REQUIREMENTS:
Pick out each line with the word "ffffff" from the material that follows.

+++ MATERIAL +++

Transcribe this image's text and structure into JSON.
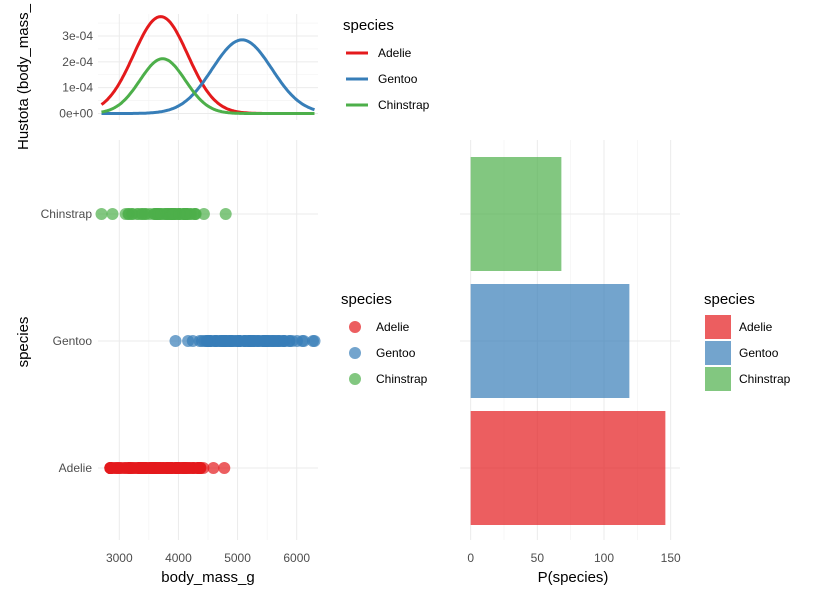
{
  "colors": {
    "Adelie": "#E41A1C",
    "Gentoo": "#377EB8",
    "Chinstrap": "#4DAF4A"
  },
  "chart_data": [
    {
      "type": "line",
      "xlabel": "",
      "ylabel": "Hustota (body_mass_",
      "xlim": [
        2700,
        6300
      ],
      "ylim": [
        0,
        0.00037
      ],
      "y_ticks": [
        "0e+00",
        "1e-04",
        "2e-04",
        "3e-04"
      ],
      "y_tick_values": [
        0,
        0.0001,
        0.0002,
        0.0003
      ],
      "legend_title": "species",
      "legend_position": "right",
      "series": [
        {
          "name": "Adelie",
          "mean": 3700,
          "sd": 458,
          "peak": 0.000375
        },
        {
          "name": "Gentoo",
          "mean": 5076,
          "sd": 504,
          "peak": 0.000285
        },
        {
          "name": "Chinstrap",
          "mean": 3733,
          "sd": 384,
          "peak": 0.000212
        }
      ]
    },
    {
      "type": "scatter",
      "xlabel": "body_mass_g",
      "ylabel": "species",
      "categories": [
        "Adelie",
        "Gentoo",
        "Chinstrap"
      ],
      "xlim": [
        2700,
        6300
      ],
      "x_ticks": [
        "3000",
        "4000",
        "5000",
        "6000"
      ],
      "x_tick_values": [
        3000,
        4000,
        5000,
        6000
      ],
      "legend_title": "species",
      "legend_position": "right",
      "series": [
        {
          "name": "Adelie",
          "range": [
            2850,
            4775
          ]
        },
        {
          "name": "Gentoo",
          "range": [
            3950,
            6300
          ]
        },
        {
          "name": "Chinstrap",
          "range": [
            2700,
            4800
          ]
        }
      ]
    },
    {
      "type": "bar",
      "orientation": "horizontal",
      "xlabel": "P(species)",
      "ylabel": "",
      "categories": [
        "Adelie",
        "Gentoo",
        "Chinstrap"
      ],
      "values": [
        146,
        119,
        68
      ],
      "xlim": [
        0,
        150
      ],
      "x_ticks": [
        "0",
        "50",
        "100",
        "150"
      ],
      "x_tick_values": [
        0,
        50,
        100,
        150
      ],
      "legend_title": "species",
      "legend_position": "right"
    }
  ]
}
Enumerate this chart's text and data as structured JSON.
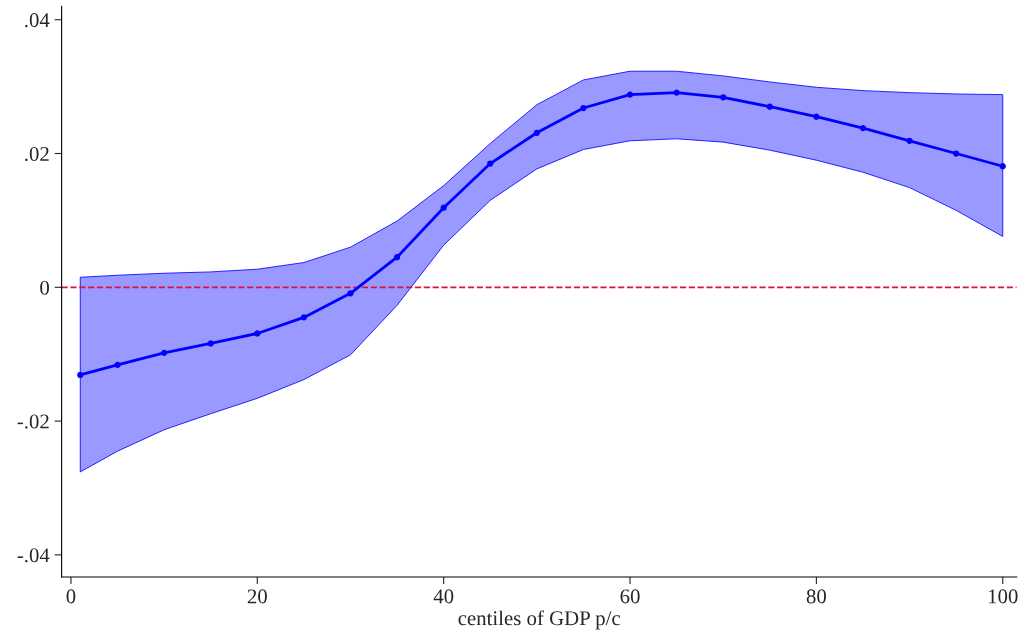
{
  "chart_data": {
    "type": "line",
    "xlabel": "centiles of GDP p/c",
    "x": [
      1,
      5,
      10,
      15,
      20,
      25,
      30,
      35,
      40,
      45,
      50,
      55,
      60,
      65,
      70,
      75,
      80,
      85,
      90,
      95,
      100
    ],
    "series": [
      {
        "color": "#0000ff",
        "values": [
          -0.0131,
          -0.0116,
          -0.0098,
          -0.0084,
          -0.0069,
          -0.0045,
          -0.0009,
          0.0045,
          0.0119,
          0.0185,
          0.0231,
          0.0268,
          0.0288,
          0.0291,
          0.0284,
          0.027,
          0.0255,
          0.0238,
          0.0219,
          0.02,
          0.0181
        ],
        "lower": [
          -0.0276,
          -0.0245,
          -0.0213,
          -0.0189,
          -0.0166,
          -0.0138,
          -0.0101,
          -0.0027,
          0.0063,
          0.013,
          0.0177,
          0.0206,
          0.0219,
          0.0222,
          0.0217,
          0.0205,
          0.019,
          0.0172,
          0.0149,
          0.0115,
          0.0076
        ],
        "upper": [
          0.0015,
          0.0018,
          0.0021,
          0.0023,
          0.0027,
          0.0037,
          0.006,
          0.0099,
          0.0152,
          0.0215,
          0.0273,
          0.031,
          0.0323,
          0.0323,
          0.0316,
          0.0307,
          0.0299,
          0.0294,
          0.0291,
          0.0289,
          0.0288
        ]
      }
    ],
    "ref_lines": [
      {
        "axis": "y",
        "value": 0,
        "color": "#dc143c",
        "line_style": "dashed"
      }
    ],
    "marker": "circle",
    "line_style": "solid",
    "grid": false,
    "legend": false,
    "xlim": [
      -1,
      101.5
    ],
    "xticks": [
      0,
      20,
      40,
      60,
      80,
      100
    ],
    "ylim": [
      -0.0433,
      0.042
    ],
    "yticks": [
      {
        "value": -0.04,
        "label": "-.04"
      },
      {
        "value": -0.02,
        "label": "-.02"
      },
      {
        "value": 0,
        "label": "0"
      },
      {
        "value": 0.02,
        "label": ".02"
      },
      {
        "value": 0.04,
        "label": ".04"
      }
    ]
  }
}
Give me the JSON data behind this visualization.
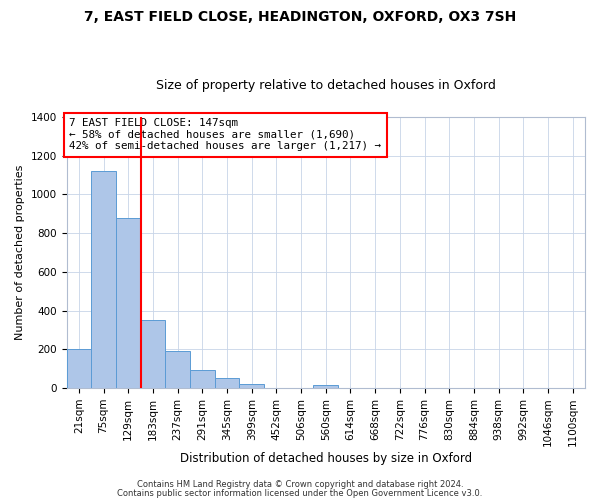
{
  "title1": "7, EAST FIELD CLOSE, HEADINGTON, OXFORD, OX3 7SH",
  "title2": "Size of property relative to detached houses in Oxford",
  "xlabel": "Distribution of detached houses by size in Oxford",
  "ylabel": "Number of detached properties",
  "bar_labels": [
    "21sqm",
    "75sqm",
    "129sqm",
    "183sqm",
    "237sqm",
    "291sqm",
    "345sqm",
    "399sqm",
    "452sqm",
    "506sqm",
    "560sqm",
    "614sqm",
    "668sqm",
    "722sqm",
    "776sqm",
    "830sqm",
    "884sqm",
    "938sqm",
    "992sqm",
    "1046sqm",
    "1100sqm"
  ],
  "bar_values": [
    200,
    1120,
    880,
    350,
    190,
    95,
    52,
    20,
    0,
    0,
    15,
    0,
    0,
    0,
    0,
    0,
    0,
    0,
    0,
    0,
    0
  ],
  "bar_color": "#aec6e8",
  "bar_edge_color": "#5b9bd5",
  "vline_x": 2.5,
  "vline_color": "red",
  "ylim": [
    0,
    1400
  ],
  "yticks": [
    0,
    200,
    400,
    600,
    800,
    1000,
    1200,
    1400
  ],
  "annotation_title": "7 EAST FIELD CLOSE: 147sqm",
  "annotation_line1": "← 58% of detached houses are smaller (1,690)",
  "annotation_line2": "42% of semi-detached houses are larger (1,217) →",
  "annotation_box_edgecolor": "red",
  "annotation_box_facecolor": "#ffffff",
  "footer1": "Contains HM Land Registry data © Crown copyright and database right 2024.",
  "footer2": "Contains public sector information licensed under the Open Government Licence v3.0.",
  "fig_facecolor": "#ffffff",
  "axes_facecolor": "#ffffff",
  "grid_color": "#c8d4e8",
  "spine_color": "#b0bcd0",
  "title1_fontsize": 10,
  "title2_fontsize": 9,
  "ylabel_fontsize": 8,
  "xlabel_fontsize": 8.5,
  "tick_fontsize": 7.5,
  "footer_fontsize": 6
}
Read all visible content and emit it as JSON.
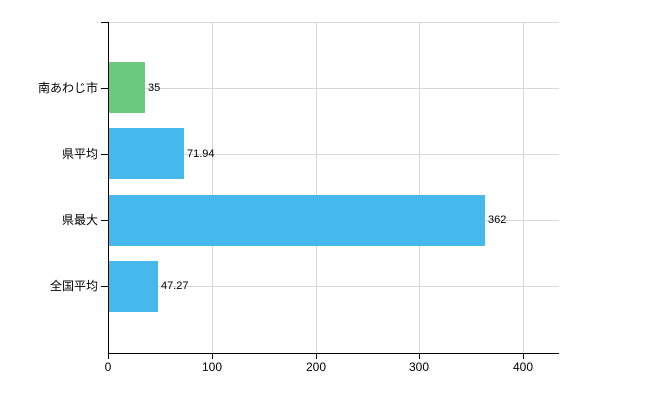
{
  "chart_data": {
    "type": "bar",
    "orientation": "horizontal",
    "title": "",
    "xlabel": "",
    "ylabel": "",
    "categories": [
      "南あわじ市",
      "県平均",
      "県最大",
      "全国平均"
    ],
    "values": [
      35,
      71.94,
      362,
      47.27
    ],
    "value_labels": [
      "35",
      "71.94",
      "362",
      "47.27"
    ],
    "bar_colors": [
      "#6dc87f",
      "#46b8ec",
      "#46b8ec",
      "#46b8ec"
    ],
    "x_ticks": [
      0,
      100,
      200,
      300,
      400
    ],
    "xlim": [
      0,
      400
    ],
    "grid": true,
    "legend": "none",
    "colors": {
      "background": "#ffffff",
      "grid": "#d8d8d8",
      "axis": "#000000",
      "text": "#000000"
    }
  }
}
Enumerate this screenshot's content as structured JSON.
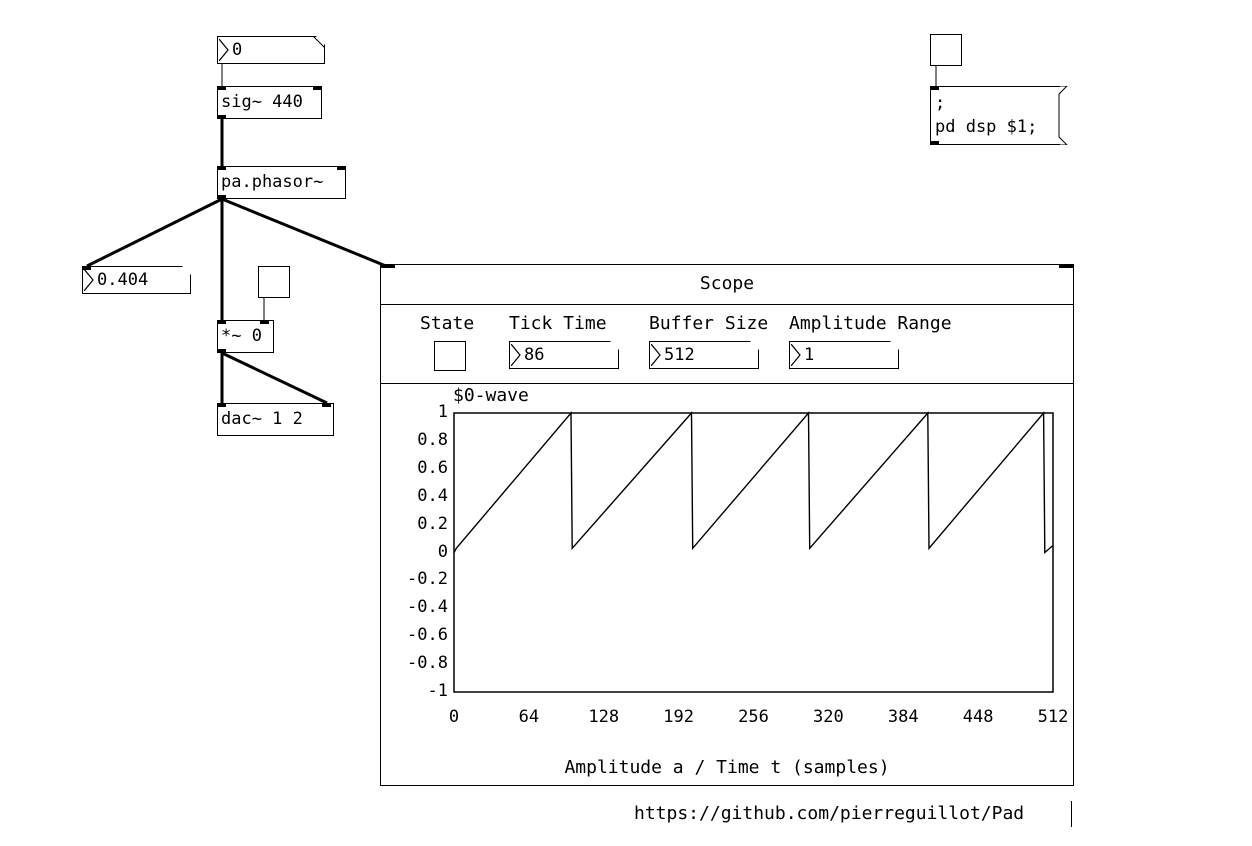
{
  "patch": {
    "top_number": "0",
    "sig_object": "sig~ 440",
    "phasor_object": "pa.phasor~",
    "phasor_readout": "0.404",
    "multiply_object": "*~ 0",
    "dac_object": "dac~ 1 2",
    "dsp_message": ";\npd dsp $1;"
  },
  "scope": {
    "title": "Scope",
    "controls": {
      "state_label": "State",
      "tick_time_label": "Tick Time",
      "tick_time_value": "86",
      "buffer_size_label": "Buffer Size",
      "buffer_size_value": "512",
      "amplitude_range_label": "Amplitude Range",
      "amplitude_range_value": "1"
    },
    "array_name": "$0-wave",
    "xlabel": "Amplitude a / Time t (samples)"
  },
  "url_comment": "https://github.com/pierreguillot/Pad",
  "chart_data": {
    "type": "line",
    "title": "$0-wave",
    "xlabel": "Amplitude a / Time t (samples)",
    "ylabel": "",
    "xlim": [
      0,
      512
    ],
    "ylim": [
      -1,
      1
    ],
    "x_ticks": [
      "0",
      "64",
      "128",
      "192",
      "256",
      "320",
      "384",
      "448",
      "512"
    ],
    "y_ticks": [
      "1",
      "0.8",
      "0.6",
      "0.4",
      "0.2",
      "0",
      "-0.2",
      "-0.4",
      "-0.6",
      "-0.8",
      "-1"
    ],
    "series": [
      {
        "x": [
          0,
          2,
          100,
          101,
          203,
          204,
          303,
          304,
          405,
          406,
          504,
          505,
          512
        ],
        "y": [
          0,
          0.03,
          1.0,
          0.03,
          1.0,
          0.03,
          1.0,
          0.03,
          1.0,
          0.03,
          1.0,
          0.0,
          0.05
        ]
      }
    ]
  }
}
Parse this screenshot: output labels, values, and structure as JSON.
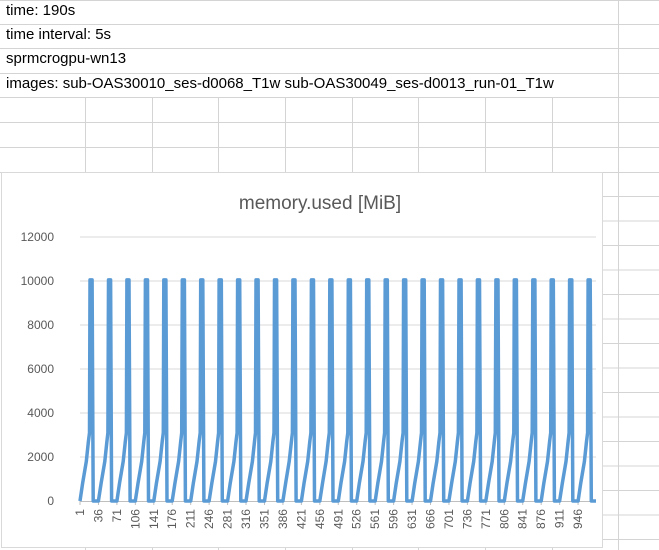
{
  "sheet": {
    "rows": [
      {
        "text": "time: 190s"
      },
      {
        "text": "time interval: 5s"
      },
      {
        "text": "sprmcrogpu-wn13"
      },
      {
        "text": "images: sub-OAS30010_ses-d0068_T1w sub-OAS30049_ses-d0013_run-01_T1w"
      }
    ]
  },
  "chart_data": {
    "type": "line",
    "title": "memory.used [MiB]",
    "xlabel": "",
    "ylabel": "",
    "x_range": [
      1,
      980
    ],
    "ylim": [
      0,
      12000
    ],
    "yticks": [
      0,
      2000,
      4000,
      6000,
      8000,
      10000,
      12000
    ],
    "ytick_labels": [
      "0",
      "2000",
      "4000",
      "6000",
      "8000",
      "10000",
      "12000"
    ],
    "xtick_labels": [
      "1",
      "36",
      "71",
      "106",
      "141",
      "176",
      "211",
      "246",
      "281",
      "316",
      "351",
      "386",
      "421",
      "456",
      "491",
      "526",
      "561",
      "596",
      "631",
      "666",
      "701",
      "736",
      "771",
      "806",
      "841",
      "876",
      "911",
      "946"
    ],
    "grid": true,
    "legend": "none",
    "color": "#5b9bd5",
    "series": [
      {
        "values_description_free": true,
        "cycle_period_x": 35,
        "cycle_count": 28,
        "cycle_shape": [
          {
            "dx": 0,
            "y": 0
          },
          {
            "dx": 5,
            "y": 800
          },
          {
            "dx": 12,
            "y": 1800
          },
          {
            "dx": 16,
            "y": 2700
          },
          {
            "dx": 18,
            "y": 3100
          },
          {
            "dx": 19,
            "y": 10050
          },
          {
            "dx": 23,
            "y": 10050
          },
          {
            "dx": 25,
            "y": 0
          },
          {
            "dx": 35,
            "y": 0
          }
        ]
      }
    ]
  }
}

+++

RESPONSE TO THE EXERCISE:
  "annotation_box_facecolor": "#ffffff",
  "fig_facecolor": "#ffffff",
  "axes_facecolor": "#ffffff",
      "background": "#ffffff",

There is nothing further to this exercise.